Requirements:
Filter the lines below, copying only those with the string "systèmes".

Available data:
•••

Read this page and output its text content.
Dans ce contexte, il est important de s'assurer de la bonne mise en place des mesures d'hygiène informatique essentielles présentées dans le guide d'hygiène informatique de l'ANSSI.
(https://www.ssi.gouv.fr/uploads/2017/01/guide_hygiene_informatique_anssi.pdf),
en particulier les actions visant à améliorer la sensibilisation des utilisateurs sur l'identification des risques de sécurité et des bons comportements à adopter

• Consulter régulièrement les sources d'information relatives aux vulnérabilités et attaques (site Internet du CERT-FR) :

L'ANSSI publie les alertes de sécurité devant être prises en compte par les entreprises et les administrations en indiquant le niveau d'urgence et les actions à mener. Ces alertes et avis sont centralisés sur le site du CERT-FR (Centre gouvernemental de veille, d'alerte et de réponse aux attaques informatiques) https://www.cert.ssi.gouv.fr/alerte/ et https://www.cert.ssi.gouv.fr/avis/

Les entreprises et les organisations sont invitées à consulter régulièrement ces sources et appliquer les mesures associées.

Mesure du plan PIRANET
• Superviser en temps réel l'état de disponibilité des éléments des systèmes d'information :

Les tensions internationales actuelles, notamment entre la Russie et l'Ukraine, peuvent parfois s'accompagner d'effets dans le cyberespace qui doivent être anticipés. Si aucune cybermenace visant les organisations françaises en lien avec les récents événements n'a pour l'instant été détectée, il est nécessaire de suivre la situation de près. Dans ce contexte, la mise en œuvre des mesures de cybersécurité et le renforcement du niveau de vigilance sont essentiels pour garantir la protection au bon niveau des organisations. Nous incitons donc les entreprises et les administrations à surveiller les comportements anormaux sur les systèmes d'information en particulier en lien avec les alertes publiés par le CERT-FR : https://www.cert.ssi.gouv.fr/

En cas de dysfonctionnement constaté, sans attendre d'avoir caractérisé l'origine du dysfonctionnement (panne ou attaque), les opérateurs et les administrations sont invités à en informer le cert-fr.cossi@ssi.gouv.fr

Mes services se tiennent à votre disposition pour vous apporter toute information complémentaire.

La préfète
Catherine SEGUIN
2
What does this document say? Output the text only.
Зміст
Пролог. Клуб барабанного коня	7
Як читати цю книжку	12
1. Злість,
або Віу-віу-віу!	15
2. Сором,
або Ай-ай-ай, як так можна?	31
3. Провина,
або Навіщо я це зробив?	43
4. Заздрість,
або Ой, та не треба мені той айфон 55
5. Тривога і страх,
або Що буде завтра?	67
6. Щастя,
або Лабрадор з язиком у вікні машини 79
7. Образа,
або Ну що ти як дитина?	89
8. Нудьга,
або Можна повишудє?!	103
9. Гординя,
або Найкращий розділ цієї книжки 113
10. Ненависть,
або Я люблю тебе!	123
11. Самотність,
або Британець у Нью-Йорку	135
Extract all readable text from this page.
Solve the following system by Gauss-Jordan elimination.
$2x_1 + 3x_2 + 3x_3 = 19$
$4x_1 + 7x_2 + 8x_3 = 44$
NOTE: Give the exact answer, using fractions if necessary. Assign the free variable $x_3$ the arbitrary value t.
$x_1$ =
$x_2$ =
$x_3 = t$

•••

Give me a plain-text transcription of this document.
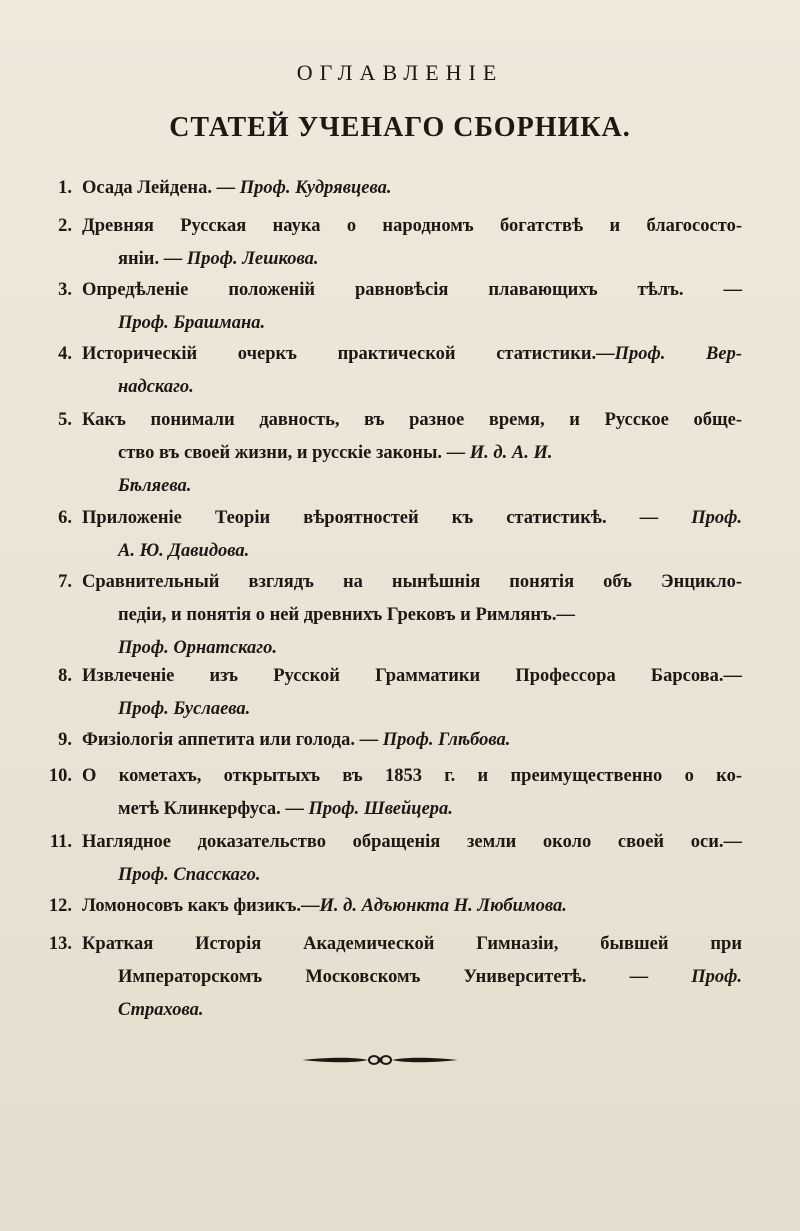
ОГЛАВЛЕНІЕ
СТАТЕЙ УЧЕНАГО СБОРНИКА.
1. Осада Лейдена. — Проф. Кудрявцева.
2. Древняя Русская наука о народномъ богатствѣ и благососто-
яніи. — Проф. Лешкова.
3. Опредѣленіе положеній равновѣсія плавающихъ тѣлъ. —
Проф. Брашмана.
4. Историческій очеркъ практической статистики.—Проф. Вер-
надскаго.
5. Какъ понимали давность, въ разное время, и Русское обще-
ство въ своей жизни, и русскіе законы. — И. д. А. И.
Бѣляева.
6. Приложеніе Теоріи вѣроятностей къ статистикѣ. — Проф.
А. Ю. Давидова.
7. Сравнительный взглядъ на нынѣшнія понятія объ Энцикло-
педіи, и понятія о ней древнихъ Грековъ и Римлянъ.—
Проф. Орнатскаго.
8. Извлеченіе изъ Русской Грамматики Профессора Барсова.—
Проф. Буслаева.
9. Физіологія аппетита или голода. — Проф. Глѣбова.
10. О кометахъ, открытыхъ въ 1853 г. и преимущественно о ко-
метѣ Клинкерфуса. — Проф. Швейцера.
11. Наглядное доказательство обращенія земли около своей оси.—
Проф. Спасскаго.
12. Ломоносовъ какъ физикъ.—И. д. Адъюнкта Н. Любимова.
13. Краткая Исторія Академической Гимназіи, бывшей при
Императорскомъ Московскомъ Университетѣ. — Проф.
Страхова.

•••

Exercise solution:
• Superviser en temps réel l'état de disponibilité des éléments des systèmes d'information :
Les tensions internationales actuelles, notamment entre la Russie et l'Ukraine, peuvent parfois s'accompagner d'effets dans le cyberespace qui doivent être anticipés. Si aucune cybermenace visant les organisations françaises en lien avec les récents événements n'a pour l'instant été détectée, il est nécessaire de suivre la situation de près. Dans ce contexte, la mise en œuvre des mesures de cybersécurité et le renforcement du niveau de vigilance sont essentiels pour garantir la protection au bon niveau des organisations. Nous incitons donc les entreprises et les administrations à surveiller les comportements anormaux sur les systèmes d'information en particulier en lien avec les alertes publiés par le CERT-FR : https://www.cert.ssi.gouv.fr/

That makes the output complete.